JOB> Omit the pictures and output every entry below exactly as written.

PROVIDED MATERIAL>

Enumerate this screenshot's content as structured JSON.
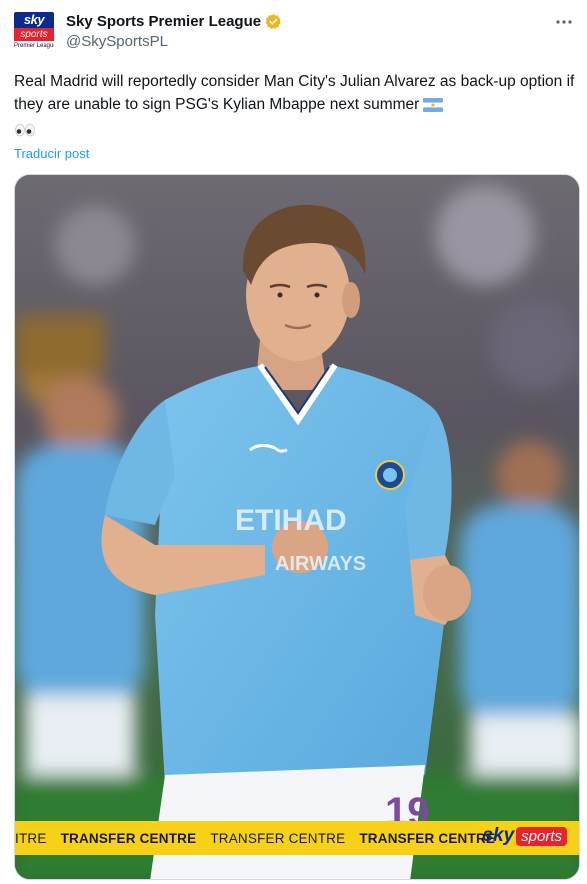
{
  "author": {
    "display_name": "Sky Sports Premier League",
    "handle": "@SkySportsPL",
    "avatar": {
      "line1": "sky",
      "line2": "sports",
      "line3": "Premier League"
    },
    "verified_icon": "gold-verified-badge"
  },
  "more_icon": "ellipsis-icon",
  "tweet": {
    "text": "Real Madrid will reportedly consider Man City's Julian Alvarez as back-up option if they are unable to sign PSG's Kylian Mbappe next summer",
    "flag_icon": "argentina-flag-icon",
    "eyes_icon": "eyes-emoji-icon"
  },
  "translate_label": "Traducir post",
  "media": {
    "banner": {
      "items": [
        "ITRE",
        "TRANSFER CENTRE",
        "TRANSFER CENTRE",
        "TRANSFER CENTRE"
      ],
      "logo_sky": "sky",
      "logo_sports": "sports"
    },
    "shirt_number": "19",
    "colors": {
      "banner": "#f7d117",
      "shirt": "#6cb8e6",
      "accent": "#1d9bf0"
    }
  }
}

RESULT OF THE TASK>
Enumerate this screenshot's content as structured JSON.
{
  "author": {
    "display_name": "Sky Sports Premier League",
    "handle": "@SkySportsPL",
    "avatar": {
      "line1": "sky",
      "line2": "sports",
      "line3": "Premier League"
    },
    "verified_icon": "gold-verified-badge"
  },
  "more_icon": "ellipsis-icon",
  "tweet": {
    "text": "Real Madrid will reportedly consider Man City's Julian Alvarez as back-up option if they are unable to sign PSG's Kylian Mbappe next summer",
    "flag_icon": "argentina-flag-icon",
    "eyes_icon": "eyes-emoji-icon"
  },
  "translate_label": "Traducir post",
  "media": {
    "banner": {
      "items": [
        "ITRE",
        "TRANSFER CENTRE",
        "TRANSFER CENTRE",
        "TRANSFER CENTRE"
      ],
      "logo_sky": "sky",
      "logo_sports": "sports"
    },
    "shirt_number": "19",
    "colors": {
      "banner": "#f7d117",
      "shirt": "#6cb8e6",
      "accent": "#1d9bf0"
    }
  }
}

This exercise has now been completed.